Your task: Render the lines of the records below as a Markdown table with the columns "Number" and "Line", leaving out blank lines. Include only the lines from the one containing "filter-designation-select[interactable]: All (270, 83, 384, 102)" through the one containing "cell-department: MARKETING & SALES (464, 475, 569, 494)", inclusive.

Region and label listings:
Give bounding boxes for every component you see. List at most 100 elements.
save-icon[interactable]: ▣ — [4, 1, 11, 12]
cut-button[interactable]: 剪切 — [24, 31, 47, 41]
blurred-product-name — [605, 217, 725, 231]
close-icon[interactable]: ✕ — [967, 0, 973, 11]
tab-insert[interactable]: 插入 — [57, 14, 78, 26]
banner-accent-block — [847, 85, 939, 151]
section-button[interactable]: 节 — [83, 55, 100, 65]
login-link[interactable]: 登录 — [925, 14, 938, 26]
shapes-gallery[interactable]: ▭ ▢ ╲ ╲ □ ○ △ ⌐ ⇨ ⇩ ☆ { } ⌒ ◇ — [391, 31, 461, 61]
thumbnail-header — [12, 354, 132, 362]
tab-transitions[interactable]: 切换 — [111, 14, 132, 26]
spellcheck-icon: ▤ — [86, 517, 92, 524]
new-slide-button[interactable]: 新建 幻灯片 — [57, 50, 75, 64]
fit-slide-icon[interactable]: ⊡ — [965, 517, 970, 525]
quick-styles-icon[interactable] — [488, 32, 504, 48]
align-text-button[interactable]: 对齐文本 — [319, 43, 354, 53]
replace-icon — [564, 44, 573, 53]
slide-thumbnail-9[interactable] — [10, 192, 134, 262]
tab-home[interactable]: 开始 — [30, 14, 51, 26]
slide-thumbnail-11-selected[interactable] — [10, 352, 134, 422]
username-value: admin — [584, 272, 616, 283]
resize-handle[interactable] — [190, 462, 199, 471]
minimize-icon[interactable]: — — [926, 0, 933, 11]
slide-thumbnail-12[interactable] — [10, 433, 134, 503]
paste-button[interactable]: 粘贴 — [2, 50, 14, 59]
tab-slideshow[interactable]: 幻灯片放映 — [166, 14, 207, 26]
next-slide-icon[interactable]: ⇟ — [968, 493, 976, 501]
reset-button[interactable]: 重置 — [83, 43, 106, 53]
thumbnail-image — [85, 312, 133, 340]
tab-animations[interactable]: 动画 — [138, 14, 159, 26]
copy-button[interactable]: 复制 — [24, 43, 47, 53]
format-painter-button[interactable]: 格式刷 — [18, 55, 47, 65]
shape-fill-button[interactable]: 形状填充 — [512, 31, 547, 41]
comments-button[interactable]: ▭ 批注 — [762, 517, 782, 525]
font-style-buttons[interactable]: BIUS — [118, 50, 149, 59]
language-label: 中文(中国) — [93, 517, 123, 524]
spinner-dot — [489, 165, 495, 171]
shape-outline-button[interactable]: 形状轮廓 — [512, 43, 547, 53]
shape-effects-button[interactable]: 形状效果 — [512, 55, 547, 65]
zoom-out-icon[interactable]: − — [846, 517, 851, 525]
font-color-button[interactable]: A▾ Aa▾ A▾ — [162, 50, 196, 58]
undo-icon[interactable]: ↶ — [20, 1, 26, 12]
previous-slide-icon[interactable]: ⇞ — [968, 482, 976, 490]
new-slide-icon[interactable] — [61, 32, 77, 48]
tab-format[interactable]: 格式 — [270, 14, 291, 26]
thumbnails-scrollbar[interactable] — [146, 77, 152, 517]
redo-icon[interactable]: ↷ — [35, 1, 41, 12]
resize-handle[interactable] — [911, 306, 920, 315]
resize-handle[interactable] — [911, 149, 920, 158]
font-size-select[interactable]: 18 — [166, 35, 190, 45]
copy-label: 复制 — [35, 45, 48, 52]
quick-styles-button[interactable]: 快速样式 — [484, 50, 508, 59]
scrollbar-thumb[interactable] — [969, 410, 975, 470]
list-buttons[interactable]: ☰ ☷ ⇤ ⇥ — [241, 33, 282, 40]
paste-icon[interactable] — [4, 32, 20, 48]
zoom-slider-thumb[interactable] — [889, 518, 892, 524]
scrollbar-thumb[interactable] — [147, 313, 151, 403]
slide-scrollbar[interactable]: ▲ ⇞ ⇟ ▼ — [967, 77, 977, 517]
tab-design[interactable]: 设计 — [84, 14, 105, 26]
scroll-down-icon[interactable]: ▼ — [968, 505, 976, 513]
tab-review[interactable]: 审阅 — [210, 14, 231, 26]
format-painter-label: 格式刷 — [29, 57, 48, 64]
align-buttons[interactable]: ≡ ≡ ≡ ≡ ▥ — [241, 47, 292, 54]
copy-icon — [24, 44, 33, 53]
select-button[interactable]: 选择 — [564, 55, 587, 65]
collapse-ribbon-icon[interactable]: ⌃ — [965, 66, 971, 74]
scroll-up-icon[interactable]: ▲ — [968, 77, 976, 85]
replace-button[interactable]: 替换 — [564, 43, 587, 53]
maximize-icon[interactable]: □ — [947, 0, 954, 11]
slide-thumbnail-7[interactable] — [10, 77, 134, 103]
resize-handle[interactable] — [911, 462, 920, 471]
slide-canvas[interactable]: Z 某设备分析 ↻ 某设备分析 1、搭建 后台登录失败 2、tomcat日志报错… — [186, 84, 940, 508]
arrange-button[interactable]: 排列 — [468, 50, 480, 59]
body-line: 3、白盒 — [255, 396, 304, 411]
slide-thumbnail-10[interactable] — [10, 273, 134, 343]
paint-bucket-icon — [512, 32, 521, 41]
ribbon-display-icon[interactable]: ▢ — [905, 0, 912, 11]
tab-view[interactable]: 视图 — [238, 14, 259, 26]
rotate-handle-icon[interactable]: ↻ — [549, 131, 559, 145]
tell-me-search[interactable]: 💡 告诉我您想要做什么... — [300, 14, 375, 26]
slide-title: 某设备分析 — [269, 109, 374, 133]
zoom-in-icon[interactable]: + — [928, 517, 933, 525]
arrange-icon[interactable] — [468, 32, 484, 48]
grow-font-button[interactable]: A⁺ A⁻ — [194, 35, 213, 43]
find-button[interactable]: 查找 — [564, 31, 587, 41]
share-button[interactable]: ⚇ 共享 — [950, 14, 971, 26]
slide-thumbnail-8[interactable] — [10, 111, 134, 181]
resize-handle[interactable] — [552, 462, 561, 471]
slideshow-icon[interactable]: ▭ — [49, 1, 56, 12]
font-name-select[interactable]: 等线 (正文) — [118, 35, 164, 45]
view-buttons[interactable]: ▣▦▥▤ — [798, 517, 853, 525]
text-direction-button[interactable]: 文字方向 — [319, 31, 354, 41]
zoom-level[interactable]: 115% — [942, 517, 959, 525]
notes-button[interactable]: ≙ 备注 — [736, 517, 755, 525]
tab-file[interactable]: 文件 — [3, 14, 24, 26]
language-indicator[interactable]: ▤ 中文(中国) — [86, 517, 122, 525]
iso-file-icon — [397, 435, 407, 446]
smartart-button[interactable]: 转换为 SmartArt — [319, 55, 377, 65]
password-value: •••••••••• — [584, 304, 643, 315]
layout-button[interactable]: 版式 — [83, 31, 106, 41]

==

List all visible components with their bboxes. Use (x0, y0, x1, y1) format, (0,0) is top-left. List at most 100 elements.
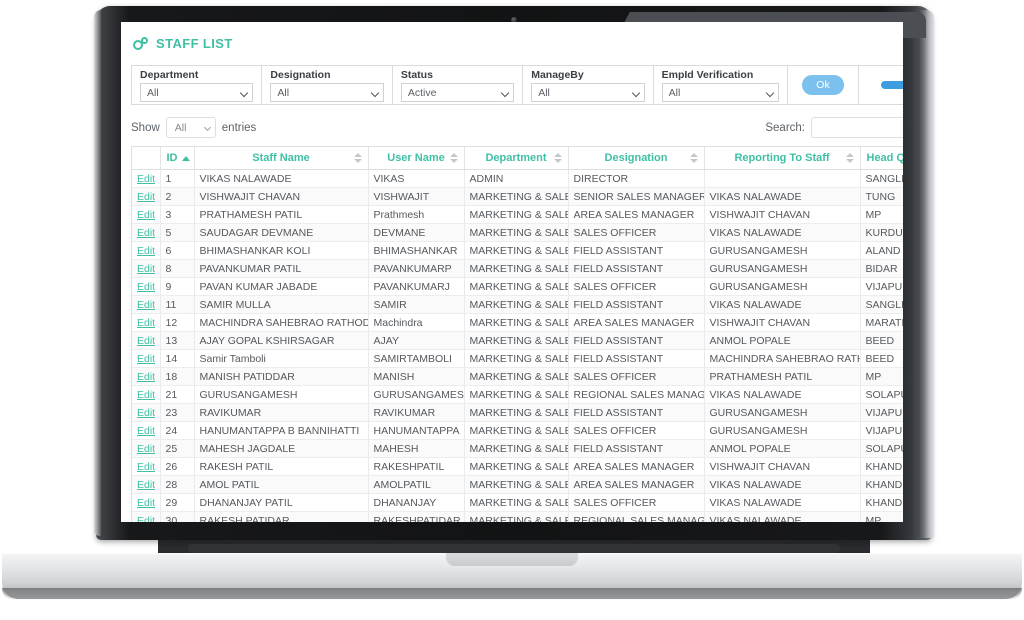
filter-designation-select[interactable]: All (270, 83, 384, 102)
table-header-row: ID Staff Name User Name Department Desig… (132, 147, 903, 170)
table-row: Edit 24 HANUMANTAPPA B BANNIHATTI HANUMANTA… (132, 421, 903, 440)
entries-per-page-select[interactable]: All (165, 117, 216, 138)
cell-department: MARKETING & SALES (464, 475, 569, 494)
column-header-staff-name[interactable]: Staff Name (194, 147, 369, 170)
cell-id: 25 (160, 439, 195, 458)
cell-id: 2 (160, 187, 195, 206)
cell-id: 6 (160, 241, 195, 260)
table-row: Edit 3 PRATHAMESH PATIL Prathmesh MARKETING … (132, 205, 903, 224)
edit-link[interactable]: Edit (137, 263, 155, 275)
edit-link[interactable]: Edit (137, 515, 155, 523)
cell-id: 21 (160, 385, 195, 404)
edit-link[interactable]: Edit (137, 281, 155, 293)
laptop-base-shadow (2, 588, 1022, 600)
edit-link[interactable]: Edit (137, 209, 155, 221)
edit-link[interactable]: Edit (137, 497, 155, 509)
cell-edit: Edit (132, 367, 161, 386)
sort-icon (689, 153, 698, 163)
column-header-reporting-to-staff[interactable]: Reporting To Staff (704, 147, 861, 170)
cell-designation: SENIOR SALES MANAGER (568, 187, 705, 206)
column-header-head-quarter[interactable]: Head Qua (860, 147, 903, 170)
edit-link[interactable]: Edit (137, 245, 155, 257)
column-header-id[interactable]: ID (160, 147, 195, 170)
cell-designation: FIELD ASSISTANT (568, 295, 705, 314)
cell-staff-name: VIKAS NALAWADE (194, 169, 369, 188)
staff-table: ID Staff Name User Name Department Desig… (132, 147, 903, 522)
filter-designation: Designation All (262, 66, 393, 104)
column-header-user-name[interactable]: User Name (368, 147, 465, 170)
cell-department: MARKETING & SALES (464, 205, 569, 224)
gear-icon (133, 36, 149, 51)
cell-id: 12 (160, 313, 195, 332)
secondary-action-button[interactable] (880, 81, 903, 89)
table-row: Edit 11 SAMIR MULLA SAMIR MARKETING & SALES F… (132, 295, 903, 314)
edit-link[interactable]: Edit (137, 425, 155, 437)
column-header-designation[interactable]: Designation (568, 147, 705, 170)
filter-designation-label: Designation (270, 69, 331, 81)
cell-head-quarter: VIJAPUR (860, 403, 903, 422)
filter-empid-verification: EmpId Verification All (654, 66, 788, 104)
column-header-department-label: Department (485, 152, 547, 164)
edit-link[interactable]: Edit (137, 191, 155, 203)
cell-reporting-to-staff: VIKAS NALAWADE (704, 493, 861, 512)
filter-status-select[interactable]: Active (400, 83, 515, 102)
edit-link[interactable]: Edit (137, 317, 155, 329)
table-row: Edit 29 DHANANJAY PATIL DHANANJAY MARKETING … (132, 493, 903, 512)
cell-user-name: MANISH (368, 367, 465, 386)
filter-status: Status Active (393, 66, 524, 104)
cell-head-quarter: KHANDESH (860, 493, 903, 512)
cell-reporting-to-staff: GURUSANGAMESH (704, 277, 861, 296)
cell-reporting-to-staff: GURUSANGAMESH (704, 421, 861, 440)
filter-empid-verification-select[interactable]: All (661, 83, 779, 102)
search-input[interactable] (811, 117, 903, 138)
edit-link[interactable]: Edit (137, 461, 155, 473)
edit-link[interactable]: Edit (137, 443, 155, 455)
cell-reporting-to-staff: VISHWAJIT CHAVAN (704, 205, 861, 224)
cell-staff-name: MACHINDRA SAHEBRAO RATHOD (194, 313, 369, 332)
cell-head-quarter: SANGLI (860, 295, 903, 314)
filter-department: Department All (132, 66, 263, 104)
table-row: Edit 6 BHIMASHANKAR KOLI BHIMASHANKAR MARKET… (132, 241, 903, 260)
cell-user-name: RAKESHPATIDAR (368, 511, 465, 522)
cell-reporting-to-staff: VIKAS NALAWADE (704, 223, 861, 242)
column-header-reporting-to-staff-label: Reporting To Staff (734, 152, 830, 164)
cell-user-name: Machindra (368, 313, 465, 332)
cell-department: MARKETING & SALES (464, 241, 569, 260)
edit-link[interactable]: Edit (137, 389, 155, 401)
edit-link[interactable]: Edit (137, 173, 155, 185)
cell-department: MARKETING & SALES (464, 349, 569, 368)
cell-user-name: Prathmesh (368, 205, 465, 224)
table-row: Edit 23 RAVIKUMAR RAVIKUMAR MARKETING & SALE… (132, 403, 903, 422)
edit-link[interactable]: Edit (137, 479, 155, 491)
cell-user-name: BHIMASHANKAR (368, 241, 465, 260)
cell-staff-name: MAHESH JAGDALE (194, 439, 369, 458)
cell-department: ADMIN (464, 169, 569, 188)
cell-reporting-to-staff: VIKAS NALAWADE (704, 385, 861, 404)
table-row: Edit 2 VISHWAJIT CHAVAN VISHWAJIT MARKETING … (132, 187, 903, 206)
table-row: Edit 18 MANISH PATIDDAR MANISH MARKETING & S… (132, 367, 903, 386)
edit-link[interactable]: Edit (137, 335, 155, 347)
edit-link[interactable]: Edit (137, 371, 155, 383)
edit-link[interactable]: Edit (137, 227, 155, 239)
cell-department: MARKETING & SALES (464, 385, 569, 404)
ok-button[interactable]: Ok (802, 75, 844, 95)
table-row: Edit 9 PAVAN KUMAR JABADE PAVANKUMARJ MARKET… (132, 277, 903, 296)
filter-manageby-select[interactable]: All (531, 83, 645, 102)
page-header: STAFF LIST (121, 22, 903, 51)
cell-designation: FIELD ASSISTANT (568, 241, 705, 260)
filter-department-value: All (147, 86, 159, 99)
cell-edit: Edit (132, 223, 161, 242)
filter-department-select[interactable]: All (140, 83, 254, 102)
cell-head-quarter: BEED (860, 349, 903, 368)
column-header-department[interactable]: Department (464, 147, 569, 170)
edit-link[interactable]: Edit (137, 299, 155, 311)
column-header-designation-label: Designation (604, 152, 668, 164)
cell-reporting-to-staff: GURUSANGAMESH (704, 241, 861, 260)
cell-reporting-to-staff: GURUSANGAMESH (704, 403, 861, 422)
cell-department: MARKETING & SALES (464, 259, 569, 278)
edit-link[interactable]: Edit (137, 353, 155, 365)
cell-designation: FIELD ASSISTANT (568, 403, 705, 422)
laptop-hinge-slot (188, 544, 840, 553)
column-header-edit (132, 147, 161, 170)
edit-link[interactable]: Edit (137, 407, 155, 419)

Complete output:
| Number | Line |
|---|---|
| 1 | filter-designation-select[interactable]: All (270, 83, 384, 102) |
| 2 | table-header-row: ID Staff Name User Name Department Desig… (132, 147, 903, 170) |
| 3 | table-row: Edit 24 HANUMANTAPPA B BANNIHATTI HANUMANTA… (132, 421, 903, 440) |
| 4 | entries-per-page-select[interactable]: All (165, 117, 216, 138) |
| 5 | cell-department: MARKETING & SALES (464, 475, 569, 494) |